• [Data entries]
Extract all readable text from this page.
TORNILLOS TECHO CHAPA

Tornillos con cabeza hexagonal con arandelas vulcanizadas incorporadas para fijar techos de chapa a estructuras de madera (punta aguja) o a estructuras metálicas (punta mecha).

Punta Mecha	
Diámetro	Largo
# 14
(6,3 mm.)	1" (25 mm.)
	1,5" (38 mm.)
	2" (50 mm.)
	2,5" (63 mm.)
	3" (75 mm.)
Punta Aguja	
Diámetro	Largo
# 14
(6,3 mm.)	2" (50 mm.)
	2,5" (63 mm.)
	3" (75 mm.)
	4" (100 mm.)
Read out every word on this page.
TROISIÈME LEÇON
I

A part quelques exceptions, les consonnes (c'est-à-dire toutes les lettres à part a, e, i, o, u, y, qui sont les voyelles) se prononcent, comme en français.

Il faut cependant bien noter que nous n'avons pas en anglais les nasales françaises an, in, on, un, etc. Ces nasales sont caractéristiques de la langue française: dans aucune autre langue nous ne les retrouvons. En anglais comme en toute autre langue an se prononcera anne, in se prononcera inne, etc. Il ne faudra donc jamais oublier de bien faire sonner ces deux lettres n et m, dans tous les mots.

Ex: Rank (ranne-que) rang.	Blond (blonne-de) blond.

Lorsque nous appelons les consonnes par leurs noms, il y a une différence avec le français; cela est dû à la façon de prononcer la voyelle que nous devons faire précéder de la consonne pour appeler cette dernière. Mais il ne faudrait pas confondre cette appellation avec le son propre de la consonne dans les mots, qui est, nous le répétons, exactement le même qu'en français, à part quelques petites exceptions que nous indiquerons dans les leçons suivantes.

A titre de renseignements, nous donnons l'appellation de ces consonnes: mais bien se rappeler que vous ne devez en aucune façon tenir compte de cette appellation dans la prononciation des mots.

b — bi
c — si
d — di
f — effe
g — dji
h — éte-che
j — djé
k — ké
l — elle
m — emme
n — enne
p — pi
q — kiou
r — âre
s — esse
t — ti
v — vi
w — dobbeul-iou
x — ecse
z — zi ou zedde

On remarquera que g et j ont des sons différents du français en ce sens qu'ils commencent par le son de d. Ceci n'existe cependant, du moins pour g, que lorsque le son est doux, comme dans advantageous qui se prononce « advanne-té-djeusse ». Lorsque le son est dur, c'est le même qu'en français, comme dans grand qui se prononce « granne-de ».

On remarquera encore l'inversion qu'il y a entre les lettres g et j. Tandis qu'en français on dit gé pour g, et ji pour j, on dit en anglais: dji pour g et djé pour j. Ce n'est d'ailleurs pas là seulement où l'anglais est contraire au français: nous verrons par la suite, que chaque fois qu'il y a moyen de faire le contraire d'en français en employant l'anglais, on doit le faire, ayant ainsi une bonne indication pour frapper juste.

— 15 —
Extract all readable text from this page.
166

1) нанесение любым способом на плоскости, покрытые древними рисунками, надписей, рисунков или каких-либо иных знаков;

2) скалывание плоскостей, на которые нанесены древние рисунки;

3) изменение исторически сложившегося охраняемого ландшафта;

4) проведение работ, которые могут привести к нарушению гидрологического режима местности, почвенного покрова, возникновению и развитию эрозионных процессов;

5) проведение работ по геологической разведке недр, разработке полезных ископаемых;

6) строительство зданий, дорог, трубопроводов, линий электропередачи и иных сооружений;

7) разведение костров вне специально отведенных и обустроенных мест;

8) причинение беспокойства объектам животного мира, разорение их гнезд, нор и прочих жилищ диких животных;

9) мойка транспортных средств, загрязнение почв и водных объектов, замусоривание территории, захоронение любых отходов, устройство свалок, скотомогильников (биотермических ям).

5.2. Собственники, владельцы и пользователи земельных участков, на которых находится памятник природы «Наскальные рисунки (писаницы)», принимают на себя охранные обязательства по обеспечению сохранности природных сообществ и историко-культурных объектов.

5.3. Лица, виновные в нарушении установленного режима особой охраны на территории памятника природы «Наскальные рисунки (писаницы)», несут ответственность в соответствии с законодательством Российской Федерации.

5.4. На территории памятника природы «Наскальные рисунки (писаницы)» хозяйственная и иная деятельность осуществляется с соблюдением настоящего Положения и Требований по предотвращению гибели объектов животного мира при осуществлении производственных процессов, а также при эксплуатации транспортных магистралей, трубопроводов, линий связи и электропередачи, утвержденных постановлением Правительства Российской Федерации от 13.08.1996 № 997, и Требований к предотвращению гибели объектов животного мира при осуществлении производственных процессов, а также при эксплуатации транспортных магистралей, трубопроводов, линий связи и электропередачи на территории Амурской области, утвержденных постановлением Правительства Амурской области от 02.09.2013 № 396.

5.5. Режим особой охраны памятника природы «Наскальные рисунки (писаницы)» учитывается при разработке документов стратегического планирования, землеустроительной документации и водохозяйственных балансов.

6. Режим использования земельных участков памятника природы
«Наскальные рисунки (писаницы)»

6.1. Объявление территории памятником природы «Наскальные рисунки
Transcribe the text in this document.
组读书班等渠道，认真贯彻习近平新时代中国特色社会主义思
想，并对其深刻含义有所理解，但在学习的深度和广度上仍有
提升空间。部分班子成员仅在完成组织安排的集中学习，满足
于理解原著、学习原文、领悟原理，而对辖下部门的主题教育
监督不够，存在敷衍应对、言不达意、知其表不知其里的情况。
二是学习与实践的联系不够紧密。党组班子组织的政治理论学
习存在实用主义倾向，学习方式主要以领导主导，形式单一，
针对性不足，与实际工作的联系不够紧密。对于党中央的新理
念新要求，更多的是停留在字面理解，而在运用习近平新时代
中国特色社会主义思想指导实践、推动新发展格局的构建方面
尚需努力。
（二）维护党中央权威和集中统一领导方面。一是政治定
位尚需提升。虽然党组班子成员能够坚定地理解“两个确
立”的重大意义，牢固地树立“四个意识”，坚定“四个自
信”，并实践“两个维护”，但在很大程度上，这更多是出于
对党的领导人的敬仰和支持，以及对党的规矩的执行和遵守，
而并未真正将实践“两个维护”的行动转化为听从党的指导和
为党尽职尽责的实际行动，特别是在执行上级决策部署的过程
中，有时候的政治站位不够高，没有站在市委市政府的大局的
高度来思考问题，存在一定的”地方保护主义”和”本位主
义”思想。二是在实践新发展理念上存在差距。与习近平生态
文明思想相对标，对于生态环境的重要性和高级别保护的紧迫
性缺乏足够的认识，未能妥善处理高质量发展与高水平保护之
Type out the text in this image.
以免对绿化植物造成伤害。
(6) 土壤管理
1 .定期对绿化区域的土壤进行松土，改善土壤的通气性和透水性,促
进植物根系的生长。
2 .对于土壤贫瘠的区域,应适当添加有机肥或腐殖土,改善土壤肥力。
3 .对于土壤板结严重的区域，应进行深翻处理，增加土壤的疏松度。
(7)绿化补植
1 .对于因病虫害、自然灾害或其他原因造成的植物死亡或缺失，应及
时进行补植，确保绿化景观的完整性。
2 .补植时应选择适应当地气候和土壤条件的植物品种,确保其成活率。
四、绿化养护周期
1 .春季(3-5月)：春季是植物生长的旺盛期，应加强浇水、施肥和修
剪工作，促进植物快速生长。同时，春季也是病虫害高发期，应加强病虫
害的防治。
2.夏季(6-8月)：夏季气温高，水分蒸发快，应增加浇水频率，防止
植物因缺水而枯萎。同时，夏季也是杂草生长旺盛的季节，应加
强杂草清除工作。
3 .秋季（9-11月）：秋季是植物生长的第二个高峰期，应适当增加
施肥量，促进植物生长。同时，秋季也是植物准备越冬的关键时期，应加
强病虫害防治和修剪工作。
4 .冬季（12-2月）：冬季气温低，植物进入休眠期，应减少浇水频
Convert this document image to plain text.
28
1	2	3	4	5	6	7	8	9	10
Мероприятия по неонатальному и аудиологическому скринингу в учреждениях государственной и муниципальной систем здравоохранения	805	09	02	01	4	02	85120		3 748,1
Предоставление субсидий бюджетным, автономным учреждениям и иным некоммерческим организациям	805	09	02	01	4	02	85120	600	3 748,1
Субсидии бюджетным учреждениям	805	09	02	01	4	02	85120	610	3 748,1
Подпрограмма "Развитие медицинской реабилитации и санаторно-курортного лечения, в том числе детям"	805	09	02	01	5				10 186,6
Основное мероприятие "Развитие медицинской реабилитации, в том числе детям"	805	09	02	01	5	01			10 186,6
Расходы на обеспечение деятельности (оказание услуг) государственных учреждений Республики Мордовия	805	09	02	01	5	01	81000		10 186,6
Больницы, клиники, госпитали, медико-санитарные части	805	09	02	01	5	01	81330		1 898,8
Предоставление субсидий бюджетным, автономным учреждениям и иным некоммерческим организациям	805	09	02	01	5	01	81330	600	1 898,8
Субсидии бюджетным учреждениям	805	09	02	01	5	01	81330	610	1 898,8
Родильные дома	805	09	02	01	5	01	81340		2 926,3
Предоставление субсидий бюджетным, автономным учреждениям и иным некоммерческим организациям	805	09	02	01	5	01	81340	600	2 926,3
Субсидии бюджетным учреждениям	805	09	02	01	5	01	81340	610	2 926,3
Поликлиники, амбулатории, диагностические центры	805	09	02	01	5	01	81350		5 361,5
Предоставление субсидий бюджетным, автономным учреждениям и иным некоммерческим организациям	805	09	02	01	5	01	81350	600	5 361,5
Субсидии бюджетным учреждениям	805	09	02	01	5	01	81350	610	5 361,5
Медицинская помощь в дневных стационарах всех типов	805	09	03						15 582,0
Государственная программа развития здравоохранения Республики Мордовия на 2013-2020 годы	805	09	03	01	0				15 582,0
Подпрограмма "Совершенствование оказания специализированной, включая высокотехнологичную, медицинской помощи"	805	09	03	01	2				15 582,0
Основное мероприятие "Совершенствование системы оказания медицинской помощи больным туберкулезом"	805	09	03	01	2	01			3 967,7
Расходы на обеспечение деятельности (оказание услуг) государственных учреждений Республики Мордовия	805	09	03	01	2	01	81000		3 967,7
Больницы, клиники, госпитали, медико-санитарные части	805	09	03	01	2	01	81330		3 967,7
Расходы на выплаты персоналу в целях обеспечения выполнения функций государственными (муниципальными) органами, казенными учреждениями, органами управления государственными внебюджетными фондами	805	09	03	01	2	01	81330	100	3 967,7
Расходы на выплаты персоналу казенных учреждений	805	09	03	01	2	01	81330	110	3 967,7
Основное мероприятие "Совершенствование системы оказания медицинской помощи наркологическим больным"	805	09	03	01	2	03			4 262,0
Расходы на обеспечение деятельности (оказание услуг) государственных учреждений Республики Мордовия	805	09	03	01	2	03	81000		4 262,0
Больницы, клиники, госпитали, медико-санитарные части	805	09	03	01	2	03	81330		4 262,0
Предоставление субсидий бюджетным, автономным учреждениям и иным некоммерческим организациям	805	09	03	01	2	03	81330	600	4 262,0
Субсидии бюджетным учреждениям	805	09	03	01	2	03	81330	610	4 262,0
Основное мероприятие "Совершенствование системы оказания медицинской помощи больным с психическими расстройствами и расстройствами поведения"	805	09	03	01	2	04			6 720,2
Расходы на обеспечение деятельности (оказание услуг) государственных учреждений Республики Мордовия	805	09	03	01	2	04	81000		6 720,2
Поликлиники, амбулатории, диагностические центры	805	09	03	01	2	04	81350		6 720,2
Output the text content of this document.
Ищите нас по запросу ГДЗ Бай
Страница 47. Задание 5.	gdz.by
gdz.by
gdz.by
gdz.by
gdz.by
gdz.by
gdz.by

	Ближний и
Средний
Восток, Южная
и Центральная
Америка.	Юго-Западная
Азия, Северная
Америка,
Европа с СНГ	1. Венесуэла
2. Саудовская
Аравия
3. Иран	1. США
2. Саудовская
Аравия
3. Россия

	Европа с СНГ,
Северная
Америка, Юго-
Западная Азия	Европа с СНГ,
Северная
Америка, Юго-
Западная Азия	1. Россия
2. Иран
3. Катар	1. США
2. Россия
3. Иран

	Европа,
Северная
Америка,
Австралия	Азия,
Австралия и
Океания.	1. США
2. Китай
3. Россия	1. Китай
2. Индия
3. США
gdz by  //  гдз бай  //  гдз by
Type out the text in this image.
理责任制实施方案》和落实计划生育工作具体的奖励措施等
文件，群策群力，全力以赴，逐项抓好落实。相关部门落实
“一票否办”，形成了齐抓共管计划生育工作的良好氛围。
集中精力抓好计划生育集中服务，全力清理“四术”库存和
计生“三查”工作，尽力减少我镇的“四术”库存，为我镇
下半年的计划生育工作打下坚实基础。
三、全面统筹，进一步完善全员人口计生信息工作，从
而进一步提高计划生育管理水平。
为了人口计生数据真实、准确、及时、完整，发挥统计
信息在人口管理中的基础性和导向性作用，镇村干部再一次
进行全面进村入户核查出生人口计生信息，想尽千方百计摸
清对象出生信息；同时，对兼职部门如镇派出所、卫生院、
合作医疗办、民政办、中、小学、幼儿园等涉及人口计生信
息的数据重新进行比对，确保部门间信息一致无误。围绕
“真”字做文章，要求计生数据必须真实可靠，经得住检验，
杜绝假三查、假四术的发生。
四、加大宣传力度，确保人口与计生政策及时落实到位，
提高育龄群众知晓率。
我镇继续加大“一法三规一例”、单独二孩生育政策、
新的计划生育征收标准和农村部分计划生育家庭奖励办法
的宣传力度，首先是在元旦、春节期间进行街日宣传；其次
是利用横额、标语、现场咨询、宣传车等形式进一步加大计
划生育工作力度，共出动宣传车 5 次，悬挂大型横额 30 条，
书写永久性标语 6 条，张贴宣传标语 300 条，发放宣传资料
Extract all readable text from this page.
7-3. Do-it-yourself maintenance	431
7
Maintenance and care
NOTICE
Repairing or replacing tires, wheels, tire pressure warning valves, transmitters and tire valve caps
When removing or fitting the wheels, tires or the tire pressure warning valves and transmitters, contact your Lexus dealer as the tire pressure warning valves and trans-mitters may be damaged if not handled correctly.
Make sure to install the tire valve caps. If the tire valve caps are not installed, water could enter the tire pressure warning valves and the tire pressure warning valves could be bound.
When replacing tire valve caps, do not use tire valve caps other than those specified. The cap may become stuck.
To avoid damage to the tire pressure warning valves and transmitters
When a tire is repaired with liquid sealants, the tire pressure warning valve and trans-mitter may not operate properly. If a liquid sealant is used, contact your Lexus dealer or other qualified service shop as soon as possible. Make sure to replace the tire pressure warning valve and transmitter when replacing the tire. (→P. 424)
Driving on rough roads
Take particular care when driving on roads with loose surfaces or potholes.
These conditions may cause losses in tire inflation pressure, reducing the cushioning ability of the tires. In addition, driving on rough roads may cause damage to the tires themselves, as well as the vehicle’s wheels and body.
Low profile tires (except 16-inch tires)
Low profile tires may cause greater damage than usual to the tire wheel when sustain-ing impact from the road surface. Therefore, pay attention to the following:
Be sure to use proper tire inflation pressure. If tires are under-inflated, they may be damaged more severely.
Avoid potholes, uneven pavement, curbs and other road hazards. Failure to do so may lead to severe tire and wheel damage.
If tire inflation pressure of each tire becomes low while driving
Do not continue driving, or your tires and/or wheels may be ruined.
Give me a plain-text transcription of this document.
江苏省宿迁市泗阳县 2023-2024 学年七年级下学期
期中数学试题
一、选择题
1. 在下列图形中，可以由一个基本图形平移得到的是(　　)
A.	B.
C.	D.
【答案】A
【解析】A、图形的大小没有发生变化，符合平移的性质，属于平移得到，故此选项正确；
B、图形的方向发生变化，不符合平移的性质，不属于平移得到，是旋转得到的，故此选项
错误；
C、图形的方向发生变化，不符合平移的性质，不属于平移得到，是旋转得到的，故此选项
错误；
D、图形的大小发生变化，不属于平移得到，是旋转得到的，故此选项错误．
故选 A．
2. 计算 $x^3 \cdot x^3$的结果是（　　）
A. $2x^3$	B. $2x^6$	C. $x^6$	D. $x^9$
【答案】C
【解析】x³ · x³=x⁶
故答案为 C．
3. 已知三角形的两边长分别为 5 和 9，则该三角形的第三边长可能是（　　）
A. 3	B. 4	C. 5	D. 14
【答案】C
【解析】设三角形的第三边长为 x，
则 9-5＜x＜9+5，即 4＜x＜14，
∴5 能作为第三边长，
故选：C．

• [Prompt] Select the lines that carry the string "участков" and copy them.

• [Exercise response]
5.2. Собственники, владельцы и пользователи земельных участков, на которых находится памятник природы «Наскальные рисунки (писаницы)», принимают на себя охранные обязательства по обеспечению сохранности природных сообществ и историко-культурных объектов.
6. Режим использования земельных участков памятника природы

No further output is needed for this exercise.